Task. Copy every line of the records below that holds the word "screenshot".
☆ ☆ ☆ ☆ ☆
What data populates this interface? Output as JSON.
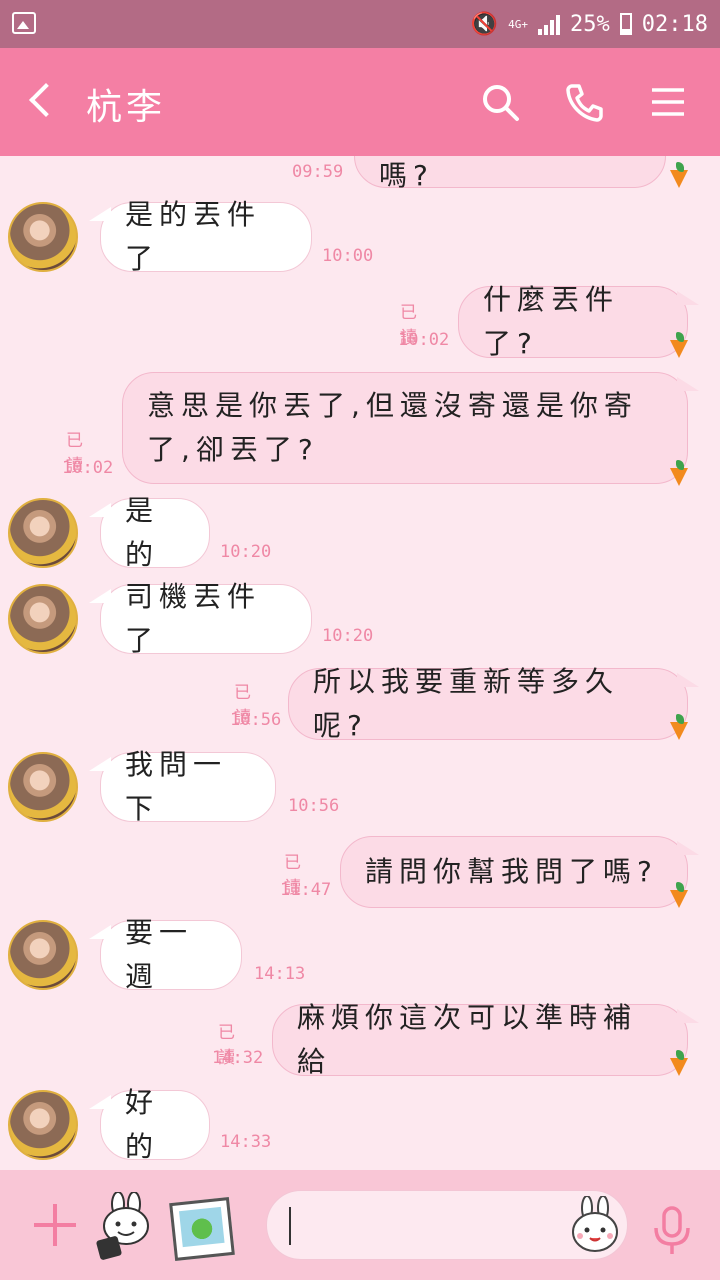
{
  "status_bar": {
    "network": "4G+",
    "battery": "25%",
    "time": "02:18"
  },
  "header": {
    "title": "杭李"
  },
  "messages": [
    {
      "side": "out",
      "text": "催促?你還沒寄嗎?",
      "time": "09:59"
    },
    {
      "side": "in",
      "text": "是的丟件了",
      "time": "10:00"
    },
    {
      "side": "out",
      "text": "什麼丟件了?",
      "time": "10:02",
      "read": "已讀"
    },
    {
      "side": "out",
      "text_line1": "意思是你丟了,但還沒寄還是你寄",
      "text_line2": "了,卻丟了?",
      "time": "10:02",
      "read": "已讀"
    },
    {
      "side": "in",
      "text": "是的",
      "time": "10:20"
    },
    {
      "side": "in",
      "text": "司機丟件了",
      "time": "10:20"
    },
    {
      "side": "out",
      "text": "所以我要重新等多久呢?",
      "time": "10:56",
      "read": "已讀"
    },
    {
      "side": "in",
      "text": "我問一下",
      "time": "10:56"
    },
    {
      "side": "out",
      "text": "請問你幫我問了嗎?",
      "time": "11:47",
      "read": "已讀"
    },
    {
      "side": "in",
      "text": "要一週",
      "time": "14:13"
    },
    {
      "side": "out",
      "text": "麻煩你這次可以準時補給",
      "time": "14:32",
      "read": "已讀"
    },
    {
      "side": "in",
      "text": "好的",
      "time": "14:33"
    }
  ]
}
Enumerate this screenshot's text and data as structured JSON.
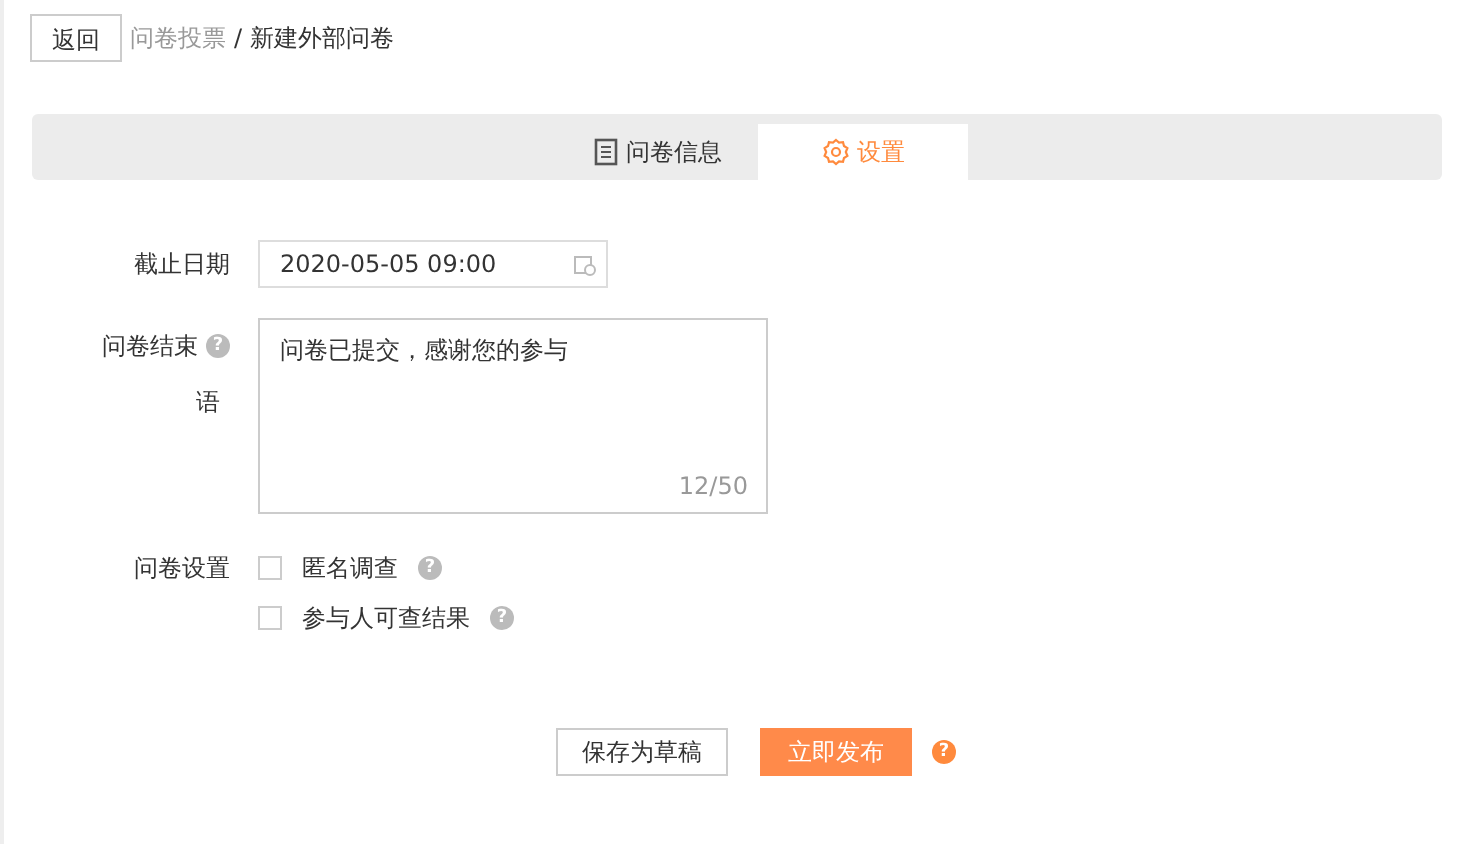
{
  "back_button": "返回",
  "breadcrumb": [
    {
      "label": "问卷投票",
      "current": false
    },
    {
      "label": "/ 新建外部问卷",
      "current": true
    }
  ],
  "tabs": [
    {
      "label": "问卷信息",
      "kind": "document",
      "selected": false
    },
    {
      "label": "设置",
      "kind": "gear",
      "selected": true
    }
  ],
  "deadline": {
    "label": "截止日期",
    "value": "2020-05-05 09:00"
  },
  "closing_message": {
    "label": "问卷结束",
    "label_line2": "语",
    "help": "?",
    "value": "问卷已提交，感谢您的参与",
    "counter": "12/50"
  },
  "settings": {
    "label": "问卷设置",
    "options": [
      {
        "label": "匿名调查",
        "checked": false,
        "help": "?"
      },
      {
        "label": "参与人可查结果",
        "checked": false,
        "help": "?"
      }
    ]
  },
  "buttons": [
    {
      "label": "保存为草稿",
      "kind": "secondary"
    },
    {
      "label": "立即发布",
      "kind": "primary",
      "help": "?"
    }
  ]
}
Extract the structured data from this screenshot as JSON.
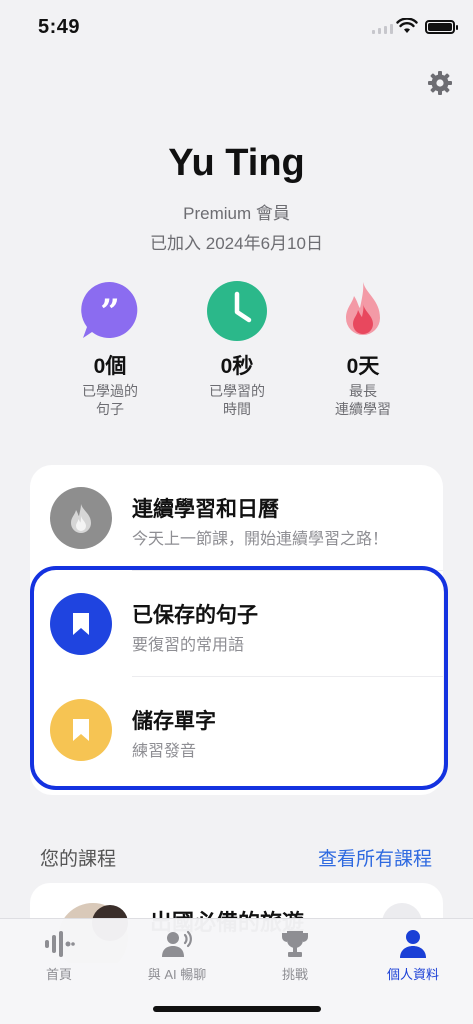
{
  "status_bar": {
    "time": "5:49"
  },
  "profile": {
    "name": "Yu Ting",
    "membership": "Premium 會員",
    "joined": "已加入 2024年6月10日"
  },
  "stats": [
    {
      "icon": "quote-bubble-icon",
      "value": "0個",
      "label_line1": "已學過的",
      "label_line2": "句子",
      "color": "#8b6cf0"
    },
    {
      "icon": "clock-icon",
      "value": "0秒",
      "label_line1": "已學習的",
      "label_line2": "時間",
      "color": "#2bb88a"
    },
    {
      "icon": "flame-icon",
      "value": "0天",
      "label_line1": "最長",
      "label_line2": "連續學習",
      "color": "#f07a8a"
    }
  ],
  "menu": [
    {
      "title": "連續學習和日曆",
      "subtitle": "今天上一節課，開始連續學習之路！",
      "icon": "flame-icon",
      "color": "#8e8e8e"
    },
    {
      "title": "已保存的句子",
      "subtitle": "要復習的常用語",
      "icon": "bookmark-icon",
      "color": "#1f44e0"
    },
    {
      "title": "儲存單字",
      "subtitle": "練習發音",
      "icon": "bookmark-icon",
      "color": "#f6c453"
    }
  ],
  "courses": {
    "section_title": "您的課程",
    "view_all": "查看所有課程",
    "first_course_title": "出國必備的旅遊"
  },
  "tab_bar": [
    {
      "label": "首頁",
      "icon": "waveform-icon",
      "active": false
    },
    {
      "label": "與 AI 暢聊",
      "icon": "voice-chat-icon",
      "active": false
    },
    {
      "label": "挑戰",
      "icon": "trophy-icon",
      "active": false
    },
    {
      "label": "個人資料",
      "icon": "person-icon",
      "active": true
    }
  ],
  "colors": {
    "accent": "#1f44e0",
    "highlight_border": "#1432e0",
    "link": "#2f6ae0"
  }
}
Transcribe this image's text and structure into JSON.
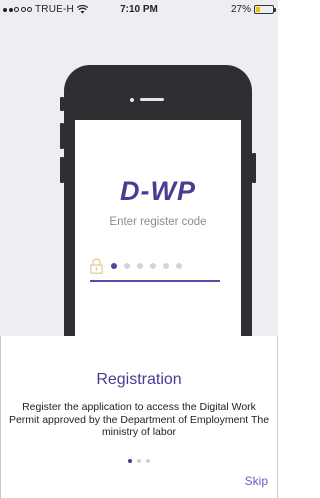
{
  "status_bar": {
    "carrier": "TRUE-H",
    "time": "7:10 PM",
    "battery": "27%",
    "battery_level": 0.27
  },
  "phone_screen": {
    "logo": "D-WP",
    "subtitle": "Enter register code",
    "pin_total": 6,
    "pin_filled": 1
  },
  "onboarding": {
    "title": "Registration",
    "description": "Register the application to access the Digital Work Permit approved by the Department of Employment The ministry of labor",
    "page_count": 3,
    "current_page": 1,
    "skip_label": "Skip"
  },
  "colors": {
    "brand": "#4a3d91",
    "accent": "#6d5fc0",
    "background_top": "#eeeef2",
    "battery": "#f2c200"
  }
}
☆ ☆ ☆ ☆ ☆
Completed task.
Enumerate this screenshot's text and data as structured JSON.
Extract the structured data from this screenshot as JSON.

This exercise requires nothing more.